** begin MATERIAL SHOWN **

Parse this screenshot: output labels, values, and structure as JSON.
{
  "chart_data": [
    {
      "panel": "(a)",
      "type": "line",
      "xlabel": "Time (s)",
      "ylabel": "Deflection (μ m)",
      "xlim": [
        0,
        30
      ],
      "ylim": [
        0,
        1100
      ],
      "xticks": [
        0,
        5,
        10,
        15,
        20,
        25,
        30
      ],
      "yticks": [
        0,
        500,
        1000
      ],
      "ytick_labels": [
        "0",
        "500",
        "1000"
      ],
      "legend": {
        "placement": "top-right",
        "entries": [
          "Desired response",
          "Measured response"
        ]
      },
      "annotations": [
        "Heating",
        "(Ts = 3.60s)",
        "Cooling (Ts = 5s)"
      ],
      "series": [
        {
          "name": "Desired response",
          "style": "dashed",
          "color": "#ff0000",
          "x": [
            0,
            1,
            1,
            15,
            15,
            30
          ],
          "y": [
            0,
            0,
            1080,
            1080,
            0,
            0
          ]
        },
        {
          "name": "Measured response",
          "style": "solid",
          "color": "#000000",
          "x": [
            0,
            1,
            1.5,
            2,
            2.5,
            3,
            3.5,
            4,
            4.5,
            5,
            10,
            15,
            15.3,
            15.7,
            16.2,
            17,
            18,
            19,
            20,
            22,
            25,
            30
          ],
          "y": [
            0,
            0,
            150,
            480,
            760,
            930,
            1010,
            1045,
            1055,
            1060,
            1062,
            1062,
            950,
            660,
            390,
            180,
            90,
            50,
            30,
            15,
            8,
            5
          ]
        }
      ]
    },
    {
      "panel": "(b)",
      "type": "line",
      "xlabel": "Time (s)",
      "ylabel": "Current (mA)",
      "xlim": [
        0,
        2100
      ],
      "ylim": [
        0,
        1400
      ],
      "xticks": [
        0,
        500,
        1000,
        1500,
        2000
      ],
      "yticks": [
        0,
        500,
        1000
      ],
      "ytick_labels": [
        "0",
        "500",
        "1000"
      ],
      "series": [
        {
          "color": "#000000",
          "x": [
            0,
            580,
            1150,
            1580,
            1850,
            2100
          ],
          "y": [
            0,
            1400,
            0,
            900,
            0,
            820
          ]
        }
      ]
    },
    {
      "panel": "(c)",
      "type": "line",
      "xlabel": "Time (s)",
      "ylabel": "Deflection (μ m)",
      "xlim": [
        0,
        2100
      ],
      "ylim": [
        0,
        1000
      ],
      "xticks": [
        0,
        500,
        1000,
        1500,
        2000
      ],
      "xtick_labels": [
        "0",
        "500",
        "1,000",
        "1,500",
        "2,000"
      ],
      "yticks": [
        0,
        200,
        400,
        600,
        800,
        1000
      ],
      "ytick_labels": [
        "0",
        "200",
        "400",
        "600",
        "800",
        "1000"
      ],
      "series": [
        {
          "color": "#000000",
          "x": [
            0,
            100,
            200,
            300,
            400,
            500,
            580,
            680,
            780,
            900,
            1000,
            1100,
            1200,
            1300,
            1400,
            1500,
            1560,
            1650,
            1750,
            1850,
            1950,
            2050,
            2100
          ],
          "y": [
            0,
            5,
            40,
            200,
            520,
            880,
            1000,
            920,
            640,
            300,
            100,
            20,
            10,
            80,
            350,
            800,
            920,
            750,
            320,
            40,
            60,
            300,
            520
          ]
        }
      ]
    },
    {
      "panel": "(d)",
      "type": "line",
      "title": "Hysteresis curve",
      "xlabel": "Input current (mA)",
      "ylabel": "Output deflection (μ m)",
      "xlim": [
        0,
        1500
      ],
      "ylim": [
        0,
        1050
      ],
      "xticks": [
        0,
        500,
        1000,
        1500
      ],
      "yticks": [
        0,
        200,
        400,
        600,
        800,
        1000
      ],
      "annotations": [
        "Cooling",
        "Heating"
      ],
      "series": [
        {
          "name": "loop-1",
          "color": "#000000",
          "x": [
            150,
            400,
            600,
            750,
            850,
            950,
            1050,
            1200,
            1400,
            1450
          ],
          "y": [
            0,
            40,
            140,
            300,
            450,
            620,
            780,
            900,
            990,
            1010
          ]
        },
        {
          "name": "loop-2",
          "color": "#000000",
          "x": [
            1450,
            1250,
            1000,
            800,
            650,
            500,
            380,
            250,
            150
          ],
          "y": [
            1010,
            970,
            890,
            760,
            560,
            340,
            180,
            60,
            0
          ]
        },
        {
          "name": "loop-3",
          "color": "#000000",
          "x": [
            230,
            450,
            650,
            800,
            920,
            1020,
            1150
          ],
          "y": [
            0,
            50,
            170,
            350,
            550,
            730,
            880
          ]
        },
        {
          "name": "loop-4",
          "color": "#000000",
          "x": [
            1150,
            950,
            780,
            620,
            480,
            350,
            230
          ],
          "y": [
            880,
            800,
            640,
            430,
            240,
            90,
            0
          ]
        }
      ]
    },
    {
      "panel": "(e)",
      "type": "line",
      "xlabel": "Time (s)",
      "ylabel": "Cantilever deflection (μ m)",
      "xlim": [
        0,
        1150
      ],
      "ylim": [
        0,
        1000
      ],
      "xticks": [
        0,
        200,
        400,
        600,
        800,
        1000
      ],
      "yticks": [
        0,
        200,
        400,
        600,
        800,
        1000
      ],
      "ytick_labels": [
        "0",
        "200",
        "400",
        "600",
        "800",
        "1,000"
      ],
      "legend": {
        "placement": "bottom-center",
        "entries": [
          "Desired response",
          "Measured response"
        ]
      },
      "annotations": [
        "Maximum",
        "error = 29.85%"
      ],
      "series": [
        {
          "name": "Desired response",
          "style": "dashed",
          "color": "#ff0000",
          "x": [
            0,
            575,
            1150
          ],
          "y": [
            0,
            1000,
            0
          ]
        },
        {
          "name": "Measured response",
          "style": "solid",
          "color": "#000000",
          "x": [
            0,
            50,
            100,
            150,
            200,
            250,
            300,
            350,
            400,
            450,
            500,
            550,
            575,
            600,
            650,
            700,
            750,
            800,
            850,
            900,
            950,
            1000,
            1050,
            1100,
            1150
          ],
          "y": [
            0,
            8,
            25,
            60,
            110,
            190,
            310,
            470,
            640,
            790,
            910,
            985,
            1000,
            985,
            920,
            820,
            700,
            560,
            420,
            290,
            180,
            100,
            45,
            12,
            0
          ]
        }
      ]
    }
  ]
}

** end MATERIAL SHOWN **

■ JOB ■
Print the whole listing again, exactly.

■ RESULT OF THIS EXERCISE ■
Parse this screenshot: output labels, values, and structure as JSON.
{
  "chart_data": [
    {
      "panel": "(a)",
      "type": "line",
      "xlabel": "Time (s)",
      "ylabel": "Deflection (μ m)",
      "xlim": [
        0,
        30
      ],
      "ylim": [
        0,
        1100
      ],
      "xticks": [
        0,
        5,
        10,
        15,
        20,
        25,
        30
      ],
      "yticks": [
        0,
        500,
        1000
      ],
      "ytick_labels": [
        "0",
        "500",
        "1000"
      ],
      "legend": {
        "placement": "top-right",
        "entries": [
          "Desired response",
          "Measured response"
        ]
      },
      "annotations": [
        "Heating",
        "(Ts = 3.60s)",
        "Cooling (Ts = 5s)"
      ],
      "series": [
        {
          "name": "Desired response",
          "style": "dashed",
          "color": "#ff0000",
          "x": [
            0,
            1,
            1,
            15,
            15,
            30
          ],
          "y": [
            0,
            0,
            1080,
            1080,
            0,
            0
          ]
        },
        {
          "name": "Measured response",
          "style": "solid",
          "color": "#000000",
          "x": [
            0,
            1,
            1.5,
            2,
            2.5,
            3,
            3.5,
            4,
            4.5,
            5,
            10,
            15,
            15.3,
            15.7,
            16.2,
            17,
            18,
            19,
            20,
            22,
            25,
            30
          ],
          "y": [
            0,
            0,
            150,
            480,
            760,
            930,
            1010,
            1045,
            1055,
            1060,
            1062,
            1062,
            950,
            660,
            390,
            180,
            90,
            50,
            30,
            15,
            8,
            5
          ]
        }
      ]
    },
    {
      "panel": "(b)",
      "type": "line",
      "xlabel": "Time (s)",
      "ylabel": "Current (mA)",
      "xlim": [
        0,
        2100
      ],
      "ylim": [
        0,
        1400
      ],
      "xticks": [
        0,
        500,
        1000,
        1500,
        2000
      ],
      "yticks": [
        0,
        500,
        1000
      ],
      "ytick_labels": [
        "0",
        "500",
        "1000"
      ],
      "series": [
        {
          "color": "#000000",
          "x": [
            0,
            580,
            1150,
            1580,
            1850,
            2100
          ],
          "y": [
            0,
            1400,
            0,
            900,
            0,
            820
          ]
        }
      ]
    },
    {
      "panel": "(c)",
      "type": "line",
      "xlabel": "Time (s)",
      "ylabel": "Deflection (μ m)",
      "xlim": [
        0,
        2100
      ],
      "ylim": [
        0,
        1000
      ],
      "xticks": [
        0,
        500,
        1000,
        1500,
        2000
      ],
      "xtick_labels": [
        "0",
        "500",
        "1,000",
        "1,500",
        "2,000"
      ],
      "yticks": [
        0,
        200,
        400,
        600,
        800,
        1000
      ],
      "ytick_labels": [
        "0",
        "200",
        "400",
        "600",
        "800",
        "1000"
      ],
      "series": [
        {
          "color": "#000000",
          "x": [
            0,
            100,
            200,
            300,
            400,
            500,
            580,
            680,
            780,
            900,
            1000,
            1100,
            1200,
            1300,
            1400,
            1500,
            1560,
            1650,
            1750,
            1850,
            1950,
            2050,
            2100
          ],
          "y": [
            0,
            5,
            40,
            200,
            520,
            880,
            1000,
            920,
            640,
            300,
            100,
            20,
            10,
            80,
            350,
            800,
            920,
            750,
            320,
            40,
            60,
            300,
            520
          ]
        }
      ]
    },
    {
      "panel": "(d)",
      "type": "line",
      "title": "Hysteresis curve",
      "xlabel": "Input current (mA)",
      "ylabel": "Output deflection (μ m)",
      "xlim": [
        0,
        1500
      ],
      "ylim": [
        0,
        1050
      ],
      "xticks": [
        0,
        500,
        1000,
        1500
      ],
      "yticks": [
        0,
        200,
        400,
        600,
        800,
        1000
      ],
      "annotations": [
        "Cooling",
        "Heating"
      ],
      "series": [
        {
          "name": "loop-1",
          "color": "#000000",
          "x": [
            150,
            400,
            600,
            750,
            850,
            950,
            1050,
            1200,
            1400,
            1450
          ],
          "y": [
            0,
            40,
            140,
            300,
            450,
            620,
            780,
            900,
            990,
            1010
          ]
        },
        {
          "name": "loop-2",
          "color": "#000000",
          "x": [
            1450,
            1250,
            1000,
            800,
            650,
            500,
            380,
            250,
            150
          ],
          "y": [
            1010,
            970,
            890,
            760,
            560,
            340,
            180,
            60,
            0
          ]
        },
        {
          "name": "loop-3",
          "color": "#000000",
          "x": [
            230,
            450,
            650,
            800,
            920,
            1020,
            1150
          ],
          "y": [
            0,
            50,
            170,
            350,
            550,
            730,
            880
          ]
        },
        {
          "name": "loop-4",
          "color": "#000000",
          "x": [
            1150,
            950,
            780,
            620,
            480,
            350,
            230
          ],
          "y": [
            880,
            800,
            640,
            430,
            240,
            90,
            0
          ]
        }
      ]
    },
    {
      "panel": "(e)",
      "type": "line",
      "xlabel": "Time (s)",
      "ylabel": "Cantilever deflection (μ m)",
      "xlim": [
        0,
        1150
      ],
      "ylim": [
        0,
        1000
      ],
      "xticks": [
        0,
        200,
        400,
        600,
        800,
        1000
      ],
      "yticks": [
        0,
        200,
        400,
        600,
        800,
        1000
      ],
      "ytick_labels": [
        "0",
        "200",
        "400",
        "600",
        "800",
        "1,000"
      ],
      "legend": {
        "placement": "bottom-center",
        "entries": [
          "Desired response",
          "Measured response"
        ]
      },
      "annotations": [
        "Maximum",
        "error = 29.85%"
      ],
      "series": [
        {
          "name": "Desired response",
          "style": "dashed",
          "color": "#ff0000",
          "x": [
            0,
            575,
            1150
          ],
          "y": [
            0,
            1000,
            0
          ]
        },
        {
          "name": "Measured response",
          "style": "solid",
          "color": "#000000",
          "x": [
            0,
            50,
            100,
            150,
            200,
            250,
            300,
            350,
            400,
            450,
            500,
            550,
            575,
            600,
            650,
            700,
            750,
            800,
            850,
            900,
            950,
            1000,
            1050,
            1100,
            1150
          ],
          "y": [
            0,
            8,
            25,
            60,
            110,
            190,
            310,
            470,
            640,
            790,
            910,
            985,
            1000,
            985,
            920,
            820,
            700,
            560,
            420,
            290,
            180,
            100,
            45,
            12,
            0
          ]
        }
      ]
    }
  ]
}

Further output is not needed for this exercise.